Continua inarrestabile la saga della 500, riedizione in chiave moderna del modello del 1957. Dopo la “classica”, l’automatica e la turbodiesel, è ora la volta della versione Abarth, revival delle 595 e 695 degli Anni 50 e 60. Ma non è finita: sta per arrivare anche la Cabrio con il tetto in tela e già si parla di una 500 Giardiniera…
Originale e “grintosa”, oltre a essere personalizzabile a piacere (come optional c’è persino un grande adesivo con lo scorpione: il segno zodiacale del preparatore Carlo Abarth) ha soluzioni che “mettono in mostra i muscoli”: la grande presa d’aria sotto la targa, i paraurti sporgenti (è più lunga di 11 cm rispetto alla 500 “normale”) e lo spoiler sopra il lunotto la rendono inconfondibile.
Ma la Abarth 500 non è solo apparenza: rispetto al modello originale Fiat ha un assetto più basso, sospensioni e un motore con ben 135 CV. Con il “passo” (la distanza fra i centri ruota) corto, è maneggevole quanto un go-kart. Inoltre, quando si vuole guidare con più grinta, basta premere il tasto “sport” per dare ancora più “pepe” al suo 1.4 turbocompresso e rendere ben più diretto lo sterzo: anche in questo caso le reazioni sono sempre sincere (e l’ESP è di serie).
Quello che inizialmente può lasciare stupiti è il prezzo, se si pensa che già con il solo allestimento standard (che, comunque, include spoiler sopra il lunotto, paraurti sportivi e sedili di tipo avvolgente rivestiti in tessuto) si spendono 600 euro in più rispetto alla più grossa Abarth Grande Punto. E se ci si mette a “pescare” nel lungo elenco degli optional si superano facilmente i 20.000 euro.

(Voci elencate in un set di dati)
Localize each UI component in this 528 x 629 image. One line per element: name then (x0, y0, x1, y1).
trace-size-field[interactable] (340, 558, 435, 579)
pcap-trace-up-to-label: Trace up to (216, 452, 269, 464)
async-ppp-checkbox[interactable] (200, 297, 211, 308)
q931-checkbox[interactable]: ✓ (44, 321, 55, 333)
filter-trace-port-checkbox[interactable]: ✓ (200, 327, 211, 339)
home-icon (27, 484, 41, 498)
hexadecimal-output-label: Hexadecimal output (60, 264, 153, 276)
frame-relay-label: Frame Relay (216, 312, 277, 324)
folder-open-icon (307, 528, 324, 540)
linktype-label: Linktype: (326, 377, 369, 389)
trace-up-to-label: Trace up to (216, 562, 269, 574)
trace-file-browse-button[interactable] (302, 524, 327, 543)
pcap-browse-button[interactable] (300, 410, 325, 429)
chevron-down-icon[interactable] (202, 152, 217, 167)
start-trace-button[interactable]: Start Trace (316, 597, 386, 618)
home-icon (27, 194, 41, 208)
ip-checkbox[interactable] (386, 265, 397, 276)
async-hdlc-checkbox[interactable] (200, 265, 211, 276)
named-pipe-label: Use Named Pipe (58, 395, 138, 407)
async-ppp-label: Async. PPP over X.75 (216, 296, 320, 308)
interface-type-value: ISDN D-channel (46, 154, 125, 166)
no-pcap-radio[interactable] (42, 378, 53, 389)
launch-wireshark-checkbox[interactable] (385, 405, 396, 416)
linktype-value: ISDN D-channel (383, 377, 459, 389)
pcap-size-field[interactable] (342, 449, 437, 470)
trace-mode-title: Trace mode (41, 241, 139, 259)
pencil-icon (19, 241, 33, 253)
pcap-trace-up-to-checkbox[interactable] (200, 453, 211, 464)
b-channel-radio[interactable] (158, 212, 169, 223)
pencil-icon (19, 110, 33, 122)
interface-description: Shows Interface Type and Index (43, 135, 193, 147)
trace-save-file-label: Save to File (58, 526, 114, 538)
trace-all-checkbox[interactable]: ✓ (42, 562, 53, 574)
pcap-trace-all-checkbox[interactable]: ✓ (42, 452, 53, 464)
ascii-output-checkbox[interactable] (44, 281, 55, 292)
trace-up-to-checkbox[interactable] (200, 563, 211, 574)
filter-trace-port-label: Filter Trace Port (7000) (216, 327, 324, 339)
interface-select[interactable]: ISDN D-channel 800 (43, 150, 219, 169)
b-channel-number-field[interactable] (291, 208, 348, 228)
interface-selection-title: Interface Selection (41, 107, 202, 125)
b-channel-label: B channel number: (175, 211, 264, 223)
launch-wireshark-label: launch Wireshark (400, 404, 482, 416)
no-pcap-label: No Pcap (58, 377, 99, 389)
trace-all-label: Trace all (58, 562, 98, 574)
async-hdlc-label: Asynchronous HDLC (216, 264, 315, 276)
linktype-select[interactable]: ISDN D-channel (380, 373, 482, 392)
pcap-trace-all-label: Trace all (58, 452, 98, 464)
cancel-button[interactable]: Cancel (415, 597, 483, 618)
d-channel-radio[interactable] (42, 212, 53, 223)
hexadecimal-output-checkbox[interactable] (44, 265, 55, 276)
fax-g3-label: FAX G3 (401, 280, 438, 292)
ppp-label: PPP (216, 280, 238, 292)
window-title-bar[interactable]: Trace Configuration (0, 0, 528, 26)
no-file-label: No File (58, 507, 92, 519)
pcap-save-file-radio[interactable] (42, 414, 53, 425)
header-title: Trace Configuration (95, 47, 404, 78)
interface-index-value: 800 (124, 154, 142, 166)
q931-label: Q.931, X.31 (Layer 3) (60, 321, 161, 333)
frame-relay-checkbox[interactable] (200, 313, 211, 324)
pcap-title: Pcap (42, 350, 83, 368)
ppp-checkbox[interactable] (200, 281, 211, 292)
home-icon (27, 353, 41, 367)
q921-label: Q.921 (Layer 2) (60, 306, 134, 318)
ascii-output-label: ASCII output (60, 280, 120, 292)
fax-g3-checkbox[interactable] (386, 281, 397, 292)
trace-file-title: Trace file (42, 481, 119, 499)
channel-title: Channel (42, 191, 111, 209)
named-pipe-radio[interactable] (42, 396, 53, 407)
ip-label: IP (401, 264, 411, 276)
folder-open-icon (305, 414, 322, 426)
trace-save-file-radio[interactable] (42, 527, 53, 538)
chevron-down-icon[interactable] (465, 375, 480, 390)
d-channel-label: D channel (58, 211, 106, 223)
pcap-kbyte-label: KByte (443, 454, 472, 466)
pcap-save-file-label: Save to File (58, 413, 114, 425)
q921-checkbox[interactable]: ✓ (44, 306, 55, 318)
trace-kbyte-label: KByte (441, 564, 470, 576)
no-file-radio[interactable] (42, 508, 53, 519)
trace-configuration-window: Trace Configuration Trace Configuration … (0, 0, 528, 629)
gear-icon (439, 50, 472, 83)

### [Compiti da svolgere]
#1 Per ogni affermazione indica se corrisponde all'articolo sulla Abarth 500, rispondendo sì o no e riportando tra virgolette le parole dell'articolo che lo dimostrano.
(a) La Abarth 500 è più lunga della 500 normale.
(b) L'ESP è un optional da pagare a parte.
(c) La versione standard costa meno della Abarth Grande Punto.
#2 Rispondi in breve a queste domande sull'articolo sulla Abarth 500.
(a) Di che anno è il modello di cui la 500 è una riedizione?
(b) Quanti cavalli ha il motore della Abarth 500?
(c) Che animale c'è sul grande adesivo offerto come optional?

### [Soluzioni dei compiti]
#1
(a) Sì: "è più lunga di 11 cm rispetto alla 500 “normale”"
(b) No: "l’ESP è di serie"
(c) No: "si spendono 600 euro in più rispetto alla più grossa Abarth Grande Punto"

#2
(a) Del 1957.
(b) 135 CV.
(c) Lo scorpione.